- _TASK DIRECTIONS_: Gather, from the listing beneath this task, every line holding the string "colors".

** begin **

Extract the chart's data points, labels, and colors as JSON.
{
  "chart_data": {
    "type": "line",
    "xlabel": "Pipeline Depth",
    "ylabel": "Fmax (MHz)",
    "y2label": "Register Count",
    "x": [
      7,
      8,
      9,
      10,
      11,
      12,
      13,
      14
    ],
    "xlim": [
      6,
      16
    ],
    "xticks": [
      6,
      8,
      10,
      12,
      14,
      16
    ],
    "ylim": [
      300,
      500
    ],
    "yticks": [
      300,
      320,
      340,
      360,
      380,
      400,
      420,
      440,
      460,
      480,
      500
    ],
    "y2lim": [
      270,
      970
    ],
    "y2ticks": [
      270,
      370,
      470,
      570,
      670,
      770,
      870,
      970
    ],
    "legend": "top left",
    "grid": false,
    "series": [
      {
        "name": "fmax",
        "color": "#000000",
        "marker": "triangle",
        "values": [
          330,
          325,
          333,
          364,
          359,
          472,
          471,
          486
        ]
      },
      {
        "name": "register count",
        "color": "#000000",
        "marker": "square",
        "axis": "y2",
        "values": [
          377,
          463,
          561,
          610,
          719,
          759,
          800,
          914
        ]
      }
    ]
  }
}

** end **
** begin **

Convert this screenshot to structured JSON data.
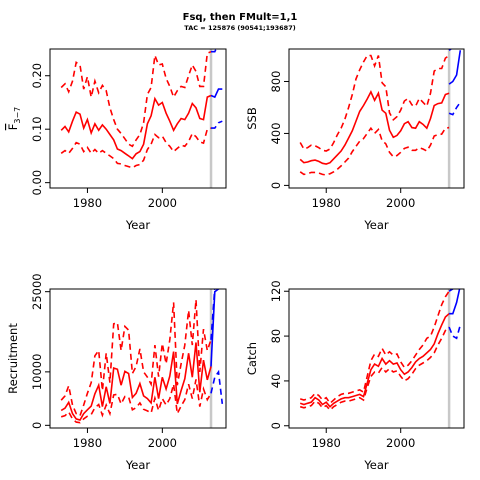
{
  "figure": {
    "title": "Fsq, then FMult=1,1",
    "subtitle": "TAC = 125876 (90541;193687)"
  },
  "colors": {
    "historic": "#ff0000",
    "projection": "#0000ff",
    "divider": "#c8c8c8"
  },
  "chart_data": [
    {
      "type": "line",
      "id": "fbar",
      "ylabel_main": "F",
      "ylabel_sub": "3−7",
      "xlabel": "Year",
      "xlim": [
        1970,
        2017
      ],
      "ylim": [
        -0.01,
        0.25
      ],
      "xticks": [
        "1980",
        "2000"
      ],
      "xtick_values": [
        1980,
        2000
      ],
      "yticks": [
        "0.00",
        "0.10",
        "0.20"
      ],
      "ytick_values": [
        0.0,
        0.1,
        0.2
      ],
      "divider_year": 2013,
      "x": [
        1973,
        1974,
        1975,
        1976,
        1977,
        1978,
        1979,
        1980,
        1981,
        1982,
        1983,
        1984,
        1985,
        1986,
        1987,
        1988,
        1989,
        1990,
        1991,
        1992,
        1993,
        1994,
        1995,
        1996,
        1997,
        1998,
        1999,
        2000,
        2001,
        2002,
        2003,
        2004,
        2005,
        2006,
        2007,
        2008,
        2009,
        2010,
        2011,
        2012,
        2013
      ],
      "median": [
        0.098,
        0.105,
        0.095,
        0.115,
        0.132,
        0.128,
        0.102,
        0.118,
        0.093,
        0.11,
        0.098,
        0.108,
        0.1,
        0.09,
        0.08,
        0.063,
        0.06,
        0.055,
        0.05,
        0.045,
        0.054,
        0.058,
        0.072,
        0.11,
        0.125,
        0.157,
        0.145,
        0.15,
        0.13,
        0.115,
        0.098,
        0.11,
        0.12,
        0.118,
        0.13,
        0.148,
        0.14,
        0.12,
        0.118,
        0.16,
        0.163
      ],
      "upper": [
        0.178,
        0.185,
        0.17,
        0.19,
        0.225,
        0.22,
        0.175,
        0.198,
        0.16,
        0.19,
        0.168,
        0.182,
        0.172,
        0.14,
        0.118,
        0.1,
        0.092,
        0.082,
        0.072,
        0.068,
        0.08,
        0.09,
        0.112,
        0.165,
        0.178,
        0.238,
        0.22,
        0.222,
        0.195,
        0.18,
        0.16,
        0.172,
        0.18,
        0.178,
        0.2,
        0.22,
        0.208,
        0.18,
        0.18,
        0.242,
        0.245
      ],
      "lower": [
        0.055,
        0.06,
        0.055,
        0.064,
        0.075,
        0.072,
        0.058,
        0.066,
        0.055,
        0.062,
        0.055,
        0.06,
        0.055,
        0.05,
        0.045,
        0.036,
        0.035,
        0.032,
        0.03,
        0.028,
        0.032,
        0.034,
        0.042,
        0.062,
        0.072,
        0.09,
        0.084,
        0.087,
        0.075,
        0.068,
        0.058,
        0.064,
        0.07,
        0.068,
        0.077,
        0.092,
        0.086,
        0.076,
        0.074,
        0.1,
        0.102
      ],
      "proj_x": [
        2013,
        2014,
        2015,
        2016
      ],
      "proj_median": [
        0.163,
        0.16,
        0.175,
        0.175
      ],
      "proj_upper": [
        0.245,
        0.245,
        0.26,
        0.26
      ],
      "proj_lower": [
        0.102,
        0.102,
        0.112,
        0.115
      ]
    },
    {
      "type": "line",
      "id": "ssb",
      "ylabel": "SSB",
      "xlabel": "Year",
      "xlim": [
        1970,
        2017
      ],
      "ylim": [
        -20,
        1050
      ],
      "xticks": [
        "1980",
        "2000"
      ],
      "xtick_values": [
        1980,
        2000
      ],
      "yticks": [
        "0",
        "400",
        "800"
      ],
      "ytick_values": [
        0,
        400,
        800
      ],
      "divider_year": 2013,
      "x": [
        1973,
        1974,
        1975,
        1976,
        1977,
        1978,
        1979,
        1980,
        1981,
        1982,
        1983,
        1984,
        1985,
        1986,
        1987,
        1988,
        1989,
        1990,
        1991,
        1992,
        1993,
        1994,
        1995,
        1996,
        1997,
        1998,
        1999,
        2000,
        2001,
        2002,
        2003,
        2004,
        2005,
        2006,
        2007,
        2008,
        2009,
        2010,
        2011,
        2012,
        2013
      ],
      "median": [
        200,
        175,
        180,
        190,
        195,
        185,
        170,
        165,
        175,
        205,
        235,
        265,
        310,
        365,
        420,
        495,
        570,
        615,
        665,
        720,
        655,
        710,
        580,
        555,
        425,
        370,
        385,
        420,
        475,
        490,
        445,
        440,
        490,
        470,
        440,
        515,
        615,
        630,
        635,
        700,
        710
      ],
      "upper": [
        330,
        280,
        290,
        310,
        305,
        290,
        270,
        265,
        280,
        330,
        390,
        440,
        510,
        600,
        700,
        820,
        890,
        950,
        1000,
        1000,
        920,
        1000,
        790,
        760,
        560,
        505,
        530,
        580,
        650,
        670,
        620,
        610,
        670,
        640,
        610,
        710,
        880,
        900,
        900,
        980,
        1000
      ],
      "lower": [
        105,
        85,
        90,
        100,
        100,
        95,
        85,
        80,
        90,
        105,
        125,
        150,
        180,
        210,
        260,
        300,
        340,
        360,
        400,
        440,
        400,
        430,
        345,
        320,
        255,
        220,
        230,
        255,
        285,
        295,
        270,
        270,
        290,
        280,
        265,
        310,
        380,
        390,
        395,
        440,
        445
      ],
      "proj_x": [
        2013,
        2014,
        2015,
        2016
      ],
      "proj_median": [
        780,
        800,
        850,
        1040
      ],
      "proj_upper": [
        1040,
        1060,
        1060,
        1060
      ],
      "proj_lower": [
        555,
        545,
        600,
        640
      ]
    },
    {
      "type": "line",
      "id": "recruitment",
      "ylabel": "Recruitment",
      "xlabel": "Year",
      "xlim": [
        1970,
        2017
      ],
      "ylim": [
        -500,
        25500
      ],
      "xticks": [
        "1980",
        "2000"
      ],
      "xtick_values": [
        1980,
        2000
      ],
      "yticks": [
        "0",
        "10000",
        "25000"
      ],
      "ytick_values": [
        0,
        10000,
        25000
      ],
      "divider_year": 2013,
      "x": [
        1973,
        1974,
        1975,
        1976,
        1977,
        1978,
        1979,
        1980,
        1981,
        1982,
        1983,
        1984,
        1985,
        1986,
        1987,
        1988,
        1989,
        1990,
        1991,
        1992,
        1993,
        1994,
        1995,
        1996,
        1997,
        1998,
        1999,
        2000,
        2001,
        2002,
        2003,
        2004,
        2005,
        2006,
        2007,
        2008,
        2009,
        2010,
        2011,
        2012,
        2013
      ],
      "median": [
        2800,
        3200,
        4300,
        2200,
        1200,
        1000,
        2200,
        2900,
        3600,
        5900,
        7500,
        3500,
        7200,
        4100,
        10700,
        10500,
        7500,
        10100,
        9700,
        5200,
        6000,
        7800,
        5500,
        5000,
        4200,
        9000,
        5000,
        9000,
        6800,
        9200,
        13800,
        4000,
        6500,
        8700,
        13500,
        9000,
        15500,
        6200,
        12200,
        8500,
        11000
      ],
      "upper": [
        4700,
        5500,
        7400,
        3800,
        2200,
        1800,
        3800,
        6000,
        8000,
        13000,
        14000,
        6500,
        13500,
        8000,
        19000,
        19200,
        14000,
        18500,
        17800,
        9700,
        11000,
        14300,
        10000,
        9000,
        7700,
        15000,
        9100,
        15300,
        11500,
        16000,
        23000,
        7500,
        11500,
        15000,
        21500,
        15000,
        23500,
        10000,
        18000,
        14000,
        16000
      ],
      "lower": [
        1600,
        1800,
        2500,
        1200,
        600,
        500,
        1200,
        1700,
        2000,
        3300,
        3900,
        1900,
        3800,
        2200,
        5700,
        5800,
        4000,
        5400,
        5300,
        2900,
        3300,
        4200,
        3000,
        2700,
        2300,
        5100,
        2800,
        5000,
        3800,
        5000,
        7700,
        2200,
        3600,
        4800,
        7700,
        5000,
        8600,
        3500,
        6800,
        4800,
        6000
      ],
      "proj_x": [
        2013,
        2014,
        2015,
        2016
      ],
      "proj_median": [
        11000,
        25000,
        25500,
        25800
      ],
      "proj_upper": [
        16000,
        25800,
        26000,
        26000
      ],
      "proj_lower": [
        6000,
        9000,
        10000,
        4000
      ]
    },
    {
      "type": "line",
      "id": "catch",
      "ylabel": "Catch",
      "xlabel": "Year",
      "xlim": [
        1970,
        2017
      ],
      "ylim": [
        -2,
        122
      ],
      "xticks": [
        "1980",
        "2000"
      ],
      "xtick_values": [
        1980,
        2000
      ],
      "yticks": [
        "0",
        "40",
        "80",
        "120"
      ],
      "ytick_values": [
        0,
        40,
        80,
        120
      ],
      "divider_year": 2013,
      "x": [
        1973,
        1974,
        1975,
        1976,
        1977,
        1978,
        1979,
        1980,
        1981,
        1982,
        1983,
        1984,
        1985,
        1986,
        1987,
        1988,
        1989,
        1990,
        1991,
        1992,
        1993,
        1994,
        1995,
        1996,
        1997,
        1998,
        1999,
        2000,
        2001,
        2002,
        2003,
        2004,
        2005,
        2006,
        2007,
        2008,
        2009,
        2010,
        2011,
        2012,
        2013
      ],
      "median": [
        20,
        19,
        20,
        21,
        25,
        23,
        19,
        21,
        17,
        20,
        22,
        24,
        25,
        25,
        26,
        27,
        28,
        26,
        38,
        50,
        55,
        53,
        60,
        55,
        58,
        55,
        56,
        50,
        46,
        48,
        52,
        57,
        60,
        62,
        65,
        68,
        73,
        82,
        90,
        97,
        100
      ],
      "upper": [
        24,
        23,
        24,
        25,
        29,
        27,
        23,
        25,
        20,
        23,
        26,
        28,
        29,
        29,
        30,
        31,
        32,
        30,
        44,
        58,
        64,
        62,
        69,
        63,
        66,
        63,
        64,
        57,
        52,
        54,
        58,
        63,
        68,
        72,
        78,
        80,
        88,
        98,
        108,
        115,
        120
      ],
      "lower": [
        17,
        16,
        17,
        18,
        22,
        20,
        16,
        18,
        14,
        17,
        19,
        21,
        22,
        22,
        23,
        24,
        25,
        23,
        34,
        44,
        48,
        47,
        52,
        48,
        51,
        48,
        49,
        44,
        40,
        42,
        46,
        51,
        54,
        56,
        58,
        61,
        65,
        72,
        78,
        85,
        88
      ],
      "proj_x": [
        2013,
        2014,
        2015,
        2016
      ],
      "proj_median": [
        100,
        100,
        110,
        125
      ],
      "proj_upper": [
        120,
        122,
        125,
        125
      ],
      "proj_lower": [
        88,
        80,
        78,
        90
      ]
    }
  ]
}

** end **
** begin **

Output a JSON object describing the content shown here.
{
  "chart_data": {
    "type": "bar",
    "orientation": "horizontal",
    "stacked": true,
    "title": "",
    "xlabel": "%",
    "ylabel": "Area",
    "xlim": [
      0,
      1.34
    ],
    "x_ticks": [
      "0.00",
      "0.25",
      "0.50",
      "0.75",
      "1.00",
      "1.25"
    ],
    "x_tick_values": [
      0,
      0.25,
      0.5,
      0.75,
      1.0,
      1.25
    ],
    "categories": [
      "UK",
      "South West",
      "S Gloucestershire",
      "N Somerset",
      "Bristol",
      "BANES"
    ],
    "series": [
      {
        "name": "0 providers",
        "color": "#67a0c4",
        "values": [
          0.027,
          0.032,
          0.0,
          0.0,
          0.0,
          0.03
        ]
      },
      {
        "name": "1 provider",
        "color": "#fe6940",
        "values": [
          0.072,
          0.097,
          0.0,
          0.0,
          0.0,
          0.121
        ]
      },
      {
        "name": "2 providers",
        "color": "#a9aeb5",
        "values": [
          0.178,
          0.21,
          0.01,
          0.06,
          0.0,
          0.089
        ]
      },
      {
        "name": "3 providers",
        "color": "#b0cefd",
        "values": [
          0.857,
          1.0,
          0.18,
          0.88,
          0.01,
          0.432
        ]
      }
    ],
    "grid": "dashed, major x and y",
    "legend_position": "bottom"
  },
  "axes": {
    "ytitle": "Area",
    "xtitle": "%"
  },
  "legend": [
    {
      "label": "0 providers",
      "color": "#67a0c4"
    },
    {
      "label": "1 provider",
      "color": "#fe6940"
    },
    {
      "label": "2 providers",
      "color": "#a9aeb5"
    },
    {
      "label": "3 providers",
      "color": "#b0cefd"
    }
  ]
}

** end **

- _FULL ANSWER_:
Extract the chart's data points, labels, and colors as JSON.
  "colors": {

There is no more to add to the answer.